Excerpt Start Marker

Performance Compensation – Equity Grants Detail (2024)
| Grant Type | Grant Date | Shares/Options | Exercise Price | Grant-date Fair Value |
|---|---|---|---|---|
| PSUs (target; max) | 2/21/2024 | 3,932; 8,650 | — | $2,212,733 |
| TSR Performance Options (max) | 2/21/2024 | 19,863 | $552.85 | $2,588,149 |
| Time-based RSUs | 2/21/2024 | 1,966 | — | $1,086,903 |
| Stock Options (4‑yr ratable) | 2/21/2024 | 12,250 | $552.85 | $2,191,648 |
Compensation Structure Analysis
- Increased at-risk pay mix via larger performance option award; PSUs earned at 163% pre‑TSR, reinforcing pay‐for‐performance tied to organic revenue and adjusted EPS .
- Longer option terms (to 10 years starting 2025) enhance long‑term alignment and reduce near‑term selling pressure, responding to shareholder feedback .
- No tax gross‑ups; robust clawback and anti‑pledging policies mitigate governance risk .

Excerpt End Marker

— Required action —
Reproduce the equity grants excerpt above word for word, keeping its table intact.

Information supplied Start Marker

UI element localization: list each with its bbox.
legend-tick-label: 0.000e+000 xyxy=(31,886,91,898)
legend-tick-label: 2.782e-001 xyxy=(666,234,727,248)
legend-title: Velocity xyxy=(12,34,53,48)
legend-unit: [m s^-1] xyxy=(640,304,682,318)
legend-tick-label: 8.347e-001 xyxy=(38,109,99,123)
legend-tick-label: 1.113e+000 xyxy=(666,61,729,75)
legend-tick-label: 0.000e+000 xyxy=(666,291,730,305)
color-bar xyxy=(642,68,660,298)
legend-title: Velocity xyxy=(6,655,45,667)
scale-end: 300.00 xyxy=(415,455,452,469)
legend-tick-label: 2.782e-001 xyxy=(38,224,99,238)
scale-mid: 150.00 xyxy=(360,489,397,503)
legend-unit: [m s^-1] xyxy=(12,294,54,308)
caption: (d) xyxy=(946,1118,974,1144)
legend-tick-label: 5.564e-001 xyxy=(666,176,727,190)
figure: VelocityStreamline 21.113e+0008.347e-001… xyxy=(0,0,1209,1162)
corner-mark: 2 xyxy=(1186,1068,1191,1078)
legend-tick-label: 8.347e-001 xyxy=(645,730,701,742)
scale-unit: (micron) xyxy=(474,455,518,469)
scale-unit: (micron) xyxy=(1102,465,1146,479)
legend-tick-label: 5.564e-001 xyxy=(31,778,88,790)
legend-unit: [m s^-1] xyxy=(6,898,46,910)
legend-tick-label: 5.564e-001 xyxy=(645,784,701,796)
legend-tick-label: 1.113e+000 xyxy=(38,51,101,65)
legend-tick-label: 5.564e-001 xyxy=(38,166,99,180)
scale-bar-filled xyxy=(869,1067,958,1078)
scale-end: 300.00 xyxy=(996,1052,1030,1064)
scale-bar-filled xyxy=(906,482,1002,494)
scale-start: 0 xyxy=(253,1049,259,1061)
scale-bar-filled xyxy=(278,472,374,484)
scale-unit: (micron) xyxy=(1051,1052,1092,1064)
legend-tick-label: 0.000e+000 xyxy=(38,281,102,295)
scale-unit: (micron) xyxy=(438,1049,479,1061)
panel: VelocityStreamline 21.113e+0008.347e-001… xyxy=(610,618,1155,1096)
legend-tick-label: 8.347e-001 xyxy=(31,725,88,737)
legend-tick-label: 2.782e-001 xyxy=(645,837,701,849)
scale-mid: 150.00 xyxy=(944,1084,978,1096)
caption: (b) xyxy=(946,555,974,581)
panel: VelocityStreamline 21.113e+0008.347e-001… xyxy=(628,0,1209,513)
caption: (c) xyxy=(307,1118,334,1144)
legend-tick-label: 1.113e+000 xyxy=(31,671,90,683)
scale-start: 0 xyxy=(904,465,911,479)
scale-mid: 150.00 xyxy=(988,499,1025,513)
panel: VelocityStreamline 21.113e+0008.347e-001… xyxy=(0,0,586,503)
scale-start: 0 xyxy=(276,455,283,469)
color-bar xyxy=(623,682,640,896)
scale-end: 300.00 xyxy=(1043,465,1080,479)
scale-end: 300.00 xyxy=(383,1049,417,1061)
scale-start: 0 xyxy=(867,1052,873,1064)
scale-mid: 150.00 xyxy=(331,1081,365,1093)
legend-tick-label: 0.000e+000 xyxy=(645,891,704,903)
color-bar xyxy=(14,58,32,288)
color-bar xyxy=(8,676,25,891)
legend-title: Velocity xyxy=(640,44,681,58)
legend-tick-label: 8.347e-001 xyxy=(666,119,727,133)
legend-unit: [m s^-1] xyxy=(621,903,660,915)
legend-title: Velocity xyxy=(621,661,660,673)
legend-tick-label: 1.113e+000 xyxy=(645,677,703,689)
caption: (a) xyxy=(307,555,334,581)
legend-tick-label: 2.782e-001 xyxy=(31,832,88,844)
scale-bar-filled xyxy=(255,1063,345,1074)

Information supplied End Marker

— Output below —
Performance Compensation – Equity Grants Detail (2024)
| Grant Type | Grant Date | Shares/Options | Exercise Price | Grant-date Fair Value |
|---|---|---|---|---|
| PSUs (target; max) | 2/21/2024 | 3,932; 8,650 | — | $2,212,733 |
| TSR Performance Options (max) | 2/21/2024 | 19,863 | $552.85 | $2,588,149 |
| Time-based RSUs | 2/21/2024 | 1,966 | — | $1,086,903 |
| Stock Options (4‑yr ratable) | 2/21/2024 | 12,250 | $552.85 | $2,191,648 |
Compensation Structure Analysis
- Increased at-risk pay mix via larger performance option award; PSUs earned at 163% pre‑TSR, reinforcing pay‐for‐performance tied to organic revenue and adjusted EPS .
- Longer option terms (to 10 years starting 2025) enhance long‑term alignment and reduce near‑term selling pressure, responding to shareholder feedback .
- No tax gross‑ups; robust clawback and anti‑pledging policies mitigate governance risk .